• _AIM_
Below is a block of records; repeat each one exactly.
----- DATA EXTRACT -----
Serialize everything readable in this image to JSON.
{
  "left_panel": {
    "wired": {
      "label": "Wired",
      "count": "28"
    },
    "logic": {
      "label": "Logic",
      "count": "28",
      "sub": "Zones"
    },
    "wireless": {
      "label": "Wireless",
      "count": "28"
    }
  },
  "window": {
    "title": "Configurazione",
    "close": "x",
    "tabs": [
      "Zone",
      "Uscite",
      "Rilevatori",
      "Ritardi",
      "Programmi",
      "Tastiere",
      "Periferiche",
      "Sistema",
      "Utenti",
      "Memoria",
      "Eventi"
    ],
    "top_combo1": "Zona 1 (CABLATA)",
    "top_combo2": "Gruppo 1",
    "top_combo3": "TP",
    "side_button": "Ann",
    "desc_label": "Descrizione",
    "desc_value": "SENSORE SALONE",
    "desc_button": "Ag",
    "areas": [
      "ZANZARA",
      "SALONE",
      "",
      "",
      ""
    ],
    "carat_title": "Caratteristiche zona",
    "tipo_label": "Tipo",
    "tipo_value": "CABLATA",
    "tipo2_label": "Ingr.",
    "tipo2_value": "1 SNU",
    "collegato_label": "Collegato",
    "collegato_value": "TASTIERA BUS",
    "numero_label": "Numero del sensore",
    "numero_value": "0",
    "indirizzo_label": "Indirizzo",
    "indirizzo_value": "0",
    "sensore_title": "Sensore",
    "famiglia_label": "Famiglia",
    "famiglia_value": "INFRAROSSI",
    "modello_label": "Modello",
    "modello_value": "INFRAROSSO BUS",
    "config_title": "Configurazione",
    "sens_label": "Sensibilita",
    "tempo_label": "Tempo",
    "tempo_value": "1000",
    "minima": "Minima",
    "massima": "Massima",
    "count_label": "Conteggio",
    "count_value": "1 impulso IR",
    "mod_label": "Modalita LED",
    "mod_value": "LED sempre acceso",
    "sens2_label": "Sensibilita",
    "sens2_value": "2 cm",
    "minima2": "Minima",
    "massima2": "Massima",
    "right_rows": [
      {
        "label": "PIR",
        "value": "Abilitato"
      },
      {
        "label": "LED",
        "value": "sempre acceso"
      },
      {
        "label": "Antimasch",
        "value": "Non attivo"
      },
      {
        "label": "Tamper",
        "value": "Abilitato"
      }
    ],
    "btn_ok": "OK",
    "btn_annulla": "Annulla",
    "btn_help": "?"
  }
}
-----
• _WRITTEN REPLY_
Serialize everything readable in this image to JSON.
{
  "left_panel": {
    "wired": {
      "label": "Wired",
      "count": "28"
    },
    "logic": {
      "label": "Logic",
      "count": "28",
      "sub": "Zones"
    },
    "wireless": {
      "label": "Wireless",
      "count": "28"
    }
  },
  "window": {
    "title": "Configurazione",
    "close": "x",
    "tabs": [
      "Zone",
      "Uscite",
      "Rilevatori",
      "Ritardi",
      "Programmi",
      "Tastiere",
      "Periferiche",
      "Sistema",
      "Utenti",
      "Memoria",
      "Eventi"
    ],
    "top_combo1": "Zona 1 (CABLATA)",
    "top_combo2": "Gruppo 1",
    "top_combo3": "TP",
    "side_button": "Ann",
    "desc_label": "Descrizione",
    "desc_value": "SENSORE SALONE",
    "desc_button": "Ag",
    "areas": [
      "ZANZARA",
      "SALONE",
      "",
      "",
      ""
    ],
    "carat_title": "Caratteristiche zona",
    "tipo_label": "Tipo",
    "tipo_value": "CABLATA",
    "tipo2_label": "Ingr.",
    "tipo2_value": "1 SNU",
    "collegato_label": "Collegato",
    "collegato_value": "TASTIERA BUS",
    "numero_label": "Numero del sensore",
    "numero_value": "0",
    "indirizzo_label": "Indirizzo",
    "indirizzo_value": "0",
    "sensore_title": "Sensore",
    "famiglia_label": "Famiglia",
    "famiglia_value": "INFRAROSSI",
    "modello_label": "Modello",
    "modello_value": "INFRAROSSO BUS",
    "config_title": "Configurazione",
    "sens_label": "Sensibilita",
    "tempo_label": "Tempo",
    "tempo_value": "1000",
    "minima": "Minima",
    "massima": "Massima",
    "count_label": "Conteggio",
    "count_value": "1 impulso IR",
    "mod_label": "Modalita LED",
    "mod_value": "LED sempre acceso",
    "sens2_label": "Sensibilita",
    "sens2_value": "2 cm",
    "minima2": "Minima",
    "massima2": "Massima",
    "right_rows": [
      {
        "label": "PIR",
        "value": "Abilitato"
      },
      {
        "label": "LED",
        "value": "sempre acceso"
      },
      {
        "label": "Antimasch",
        "value": "Non attivo"
      },
      {
        "label": "Tamper",
        "value": "Abilitato"
      }
    ],
    "btn_ok": "OK",
    "btn_annulla": "Annulla",
    "btn_help": "?"
  }
}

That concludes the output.